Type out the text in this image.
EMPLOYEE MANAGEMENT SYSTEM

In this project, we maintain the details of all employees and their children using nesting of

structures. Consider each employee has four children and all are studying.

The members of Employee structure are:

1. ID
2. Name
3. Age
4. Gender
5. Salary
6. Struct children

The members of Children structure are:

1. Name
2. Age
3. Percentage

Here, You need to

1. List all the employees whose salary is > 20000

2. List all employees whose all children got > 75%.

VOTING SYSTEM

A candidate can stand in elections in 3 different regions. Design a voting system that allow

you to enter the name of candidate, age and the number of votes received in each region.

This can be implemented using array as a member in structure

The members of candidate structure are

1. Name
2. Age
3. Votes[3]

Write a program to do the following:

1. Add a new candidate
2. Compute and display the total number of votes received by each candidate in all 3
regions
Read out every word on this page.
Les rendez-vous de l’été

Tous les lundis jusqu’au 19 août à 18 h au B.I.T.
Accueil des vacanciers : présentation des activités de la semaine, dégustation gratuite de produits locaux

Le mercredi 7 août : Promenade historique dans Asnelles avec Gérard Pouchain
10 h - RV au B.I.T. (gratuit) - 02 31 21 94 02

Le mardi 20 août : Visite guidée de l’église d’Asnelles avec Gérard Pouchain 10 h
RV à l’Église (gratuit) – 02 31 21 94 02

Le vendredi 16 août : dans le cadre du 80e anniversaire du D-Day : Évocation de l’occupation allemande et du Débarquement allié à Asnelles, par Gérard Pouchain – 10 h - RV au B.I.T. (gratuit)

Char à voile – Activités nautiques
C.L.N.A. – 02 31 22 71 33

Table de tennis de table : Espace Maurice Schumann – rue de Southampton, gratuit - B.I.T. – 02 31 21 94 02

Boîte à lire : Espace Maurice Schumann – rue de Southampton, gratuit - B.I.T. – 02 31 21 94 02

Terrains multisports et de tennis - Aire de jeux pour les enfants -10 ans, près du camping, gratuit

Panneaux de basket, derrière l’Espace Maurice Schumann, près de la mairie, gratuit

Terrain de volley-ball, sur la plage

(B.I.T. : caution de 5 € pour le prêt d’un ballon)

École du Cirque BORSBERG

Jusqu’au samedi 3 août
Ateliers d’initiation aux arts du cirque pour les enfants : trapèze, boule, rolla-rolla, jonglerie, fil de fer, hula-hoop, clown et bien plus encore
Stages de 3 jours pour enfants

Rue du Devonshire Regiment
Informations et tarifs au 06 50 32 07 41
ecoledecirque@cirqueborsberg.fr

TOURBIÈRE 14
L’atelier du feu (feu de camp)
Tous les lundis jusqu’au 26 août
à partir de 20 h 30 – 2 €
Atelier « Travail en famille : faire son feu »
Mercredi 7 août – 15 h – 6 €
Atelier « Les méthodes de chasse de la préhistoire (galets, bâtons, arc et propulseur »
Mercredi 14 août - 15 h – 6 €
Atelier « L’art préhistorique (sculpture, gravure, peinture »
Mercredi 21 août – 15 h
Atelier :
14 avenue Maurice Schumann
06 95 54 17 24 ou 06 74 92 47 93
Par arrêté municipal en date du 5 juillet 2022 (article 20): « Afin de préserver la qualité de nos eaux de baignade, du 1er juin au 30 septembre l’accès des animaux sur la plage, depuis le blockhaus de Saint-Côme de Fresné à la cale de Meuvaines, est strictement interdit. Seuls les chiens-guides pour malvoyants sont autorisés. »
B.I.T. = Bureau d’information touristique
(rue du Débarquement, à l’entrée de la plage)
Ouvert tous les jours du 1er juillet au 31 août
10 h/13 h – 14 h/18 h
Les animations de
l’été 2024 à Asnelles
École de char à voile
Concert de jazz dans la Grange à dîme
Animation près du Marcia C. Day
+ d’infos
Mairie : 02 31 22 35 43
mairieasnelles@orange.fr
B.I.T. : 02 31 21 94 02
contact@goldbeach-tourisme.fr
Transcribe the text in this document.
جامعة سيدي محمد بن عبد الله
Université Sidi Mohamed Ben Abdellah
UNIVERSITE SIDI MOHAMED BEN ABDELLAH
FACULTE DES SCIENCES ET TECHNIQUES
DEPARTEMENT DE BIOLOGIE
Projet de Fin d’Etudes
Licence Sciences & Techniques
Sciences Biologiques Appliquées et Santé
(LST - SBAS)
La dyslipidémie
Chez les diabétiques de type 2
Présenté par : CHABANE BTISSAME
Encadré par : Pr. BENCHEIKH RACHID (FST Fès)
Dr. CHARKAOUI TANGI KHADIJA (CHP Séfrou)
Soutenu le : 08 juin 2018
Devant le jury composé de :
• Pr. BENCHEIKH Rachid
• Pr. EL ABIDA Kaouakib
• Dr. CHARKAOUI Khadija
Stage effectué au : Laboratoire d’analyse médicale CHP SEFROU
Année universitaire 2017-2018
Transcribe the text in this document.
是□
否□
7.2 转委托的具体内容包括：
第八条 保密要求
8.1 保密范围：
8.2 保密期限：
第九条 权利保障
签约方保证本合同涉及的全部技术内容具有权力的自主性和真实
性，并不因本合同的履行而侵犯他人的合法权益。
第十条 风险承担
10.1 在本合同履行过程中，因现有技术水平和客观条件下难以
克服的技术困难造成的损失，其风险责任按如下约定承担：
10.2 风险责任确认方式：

========================

* **WRITTEN PROBLEM**: Output all of the data again, exactly.

* **SOLVED EXERCISE**:
Type out the text in this image.
EMPLOYEE MANAGEMENT SYSTEM

In this project, we maintain the details of all employees and their children using nesting of

structures. Consider each employee has four children and all are studying.

The members of Employee structure are:

1. ID
2. Name
3. Age
4. Gender
5. Salary
6. Struct children

The members of Children structure are:

1. Name
2. Age
3. Percentage

Here, You need to

1. List all the employees whose salary is > 20000

2. List all employees whose all children got > 75%.

VOTING SYSTEM

A candidate can stand in elections in 3 different regions. Design a voting system that allow

you to enter the name of candidate, age and the number of votes received in each region.

This can be implemented using array as a member in structure

The members of candidate structure are

1. Name
2. Age
3. Votes[3]

Write a program to do the following:

1. Add a new candidate
2. Compute and display the total number of votes received by each candidate in all 3
regions
Read out every word on this page.
Les rendez-vous de l’été

Tous les lundis jusqu’au 19 août à 18 h au B.I.T.
Accueil des vacanciers : présentation des activités de la semaine, dégustation gratuite de produits locaux

Le mercredi 7 août : Promenade historique dans Asnelles avec Gérard Pouchain
10 h - RV au B.I.T. (gratuit) - 02 31 21 94 02

Le mardi 20 août : Visite guidée de l’église d’Asnelles avec Gérard Pouchain 10 h
RV à l’Église (gratuit) – 02 31 21 94 02

Le vendredi 16 août : dans le cadre du 80e anniversaire du D-Day : Évocation de l’occupation allemande et du Débarquement allié à Asnelles, par Gérard Pouchain – 10 h - RV au B.I.T. (gratuit)

Char à voile – Activités nautiques
C.L.N.A. – 02 31 22 71 33

Table de tennis de table : Espace Maurice Schumann – rue de Southampton, gratuit - B.I.T. – 02 31 21 94 02

Boîte à lire : Espace Maurice Schumann – rue de Southampton, gratuit - B.I.T. – 02 31 21 94 02

Terrains multisports et de tennis - Aire de jeux pour les enfants -10 ans, près du camping, gratuit

Panneaux de basket, derrière l’Espace Maurice Schumann, près de la mairie, gratuit

Terrain de volley-ball, sur la plage

(B.I.T. : caution de 5 € pour le prêt d’un ballon)

École du Cirque BORSBERG

Jusqu’au samedi 3 août
Ateliers d’initiation aux arts du cirque pour les enfants : trapèze, boule, rolla-rolla, jonglerie, fil de fer, hula-hoop, clown et bien plus encore
Stages de 3 jours pour enfants

Rue du Devonshire Regiment
Informations et tarifs au 06 50 32 07 41
ecoledecirque@cirqueborsberg.fr

TOURBIÈRE 14
L’atelier du feu (feu de camp)
Tous les lundis jusqu’au 26 août
à partir de 20 h 30 – 2 €
Atelier « Travail en famille : faire son feu »
Mercredi 7 août – 15 h – 6 €
Atelier « Les méthodes de chasse de la préhistoire (galets, bâtons, arc et propulseur »
Mercredi 14 août - 15 h – 6 €
Atelier « L’art préhistorique (sculpture, gravure, peinture »
Mercredi 21 août – 15 h
Atelier :
14 avenue Maurice Schumann
06 95 54 17 24 ou 06 74 92 47 93
Par arrêté municipal en date du 5 juillet 2022 (article 20): « Afin de préserver la qualité de nos eaux de baignade, du 1er juin au 30 septembre l’accès des animaux sur la plage, depuis le blockhaus de Saint-Côme de Fresné à la cale de Meuvaines, est strictement interdit. Seuls les chiens-guides pour malvoyants sont autorisés. »
B.I.T. = Bureau d’information touristique
(rue du Débarquement, à l’entrée de la plage)
Ouvert tous les jours du 1er juillet au 31 août
10 h/13 h – 14 h/18 h
Les animations de
l’été 2024 à Asnelles
École de char à voile
Concert de jazz dans la Grange à dîme
Animation près du Marcia C. Day
+ d’infos
Mairie : 02 31 22 35 43
mairieasnelles@orange.fr
B.I.T. : 02 31 21 94 02
contact@goldbeach-tourisme.fr
Transcribe the text in this document.
جامعة سيدي محمد بن عبد الله
Université Sidi Mohamed Ben Abdellah
UNIVERSITE SIDI MOHAMED BEN ABDELLAH
FACULTE DES SCIENCES ET TECHNIQUES
DEPARTEMENT DE BIOLOGIE
Projet de Fin d’Etudes
Licence Sciences & Techniques
Sciences Biologiques Appliquées et Santé
(LST - SBAS)
La dyslipidémie
Chez les diabétiques de type 2
Présenté par : CHABANE BTISSAME
Encadré par : Pr. BENCHEIKH RACHID (FST Fès)
Dr. CHARKAOUI TANGI KHADIJA (CHP Séfrou)
Soutenu le : 08 juin 2018
Devant le jury composé de :
• Pr. BENCHEIKH Rachid
• Pr. EL ABIDA Kaouakib
• Dr. CHARKAOUI Khadija
Stage effectué au : Laboratoire d’analyse médicale CHP SEFROU
Année universitaire 2017-2018
Transcribe the text in this document.
是□
否□
7.2 转委托的具体内容包括：
第八条 保密要求
8.1 保密范围：
8.2 保密期限：
第九条 权利保障
签约方保证本合同涉及的全部技术内容具有权力的自主性和真实
性，并不因本合同的履行而侵犯他人的合法权益。
第十条 风险承担
10.1 在本合同履行过程中，因现有技术水平和客观条件下难以
克服的技术困难造成的损失，其风险责任按如下约定承担：
10.2 风险责任确认方式：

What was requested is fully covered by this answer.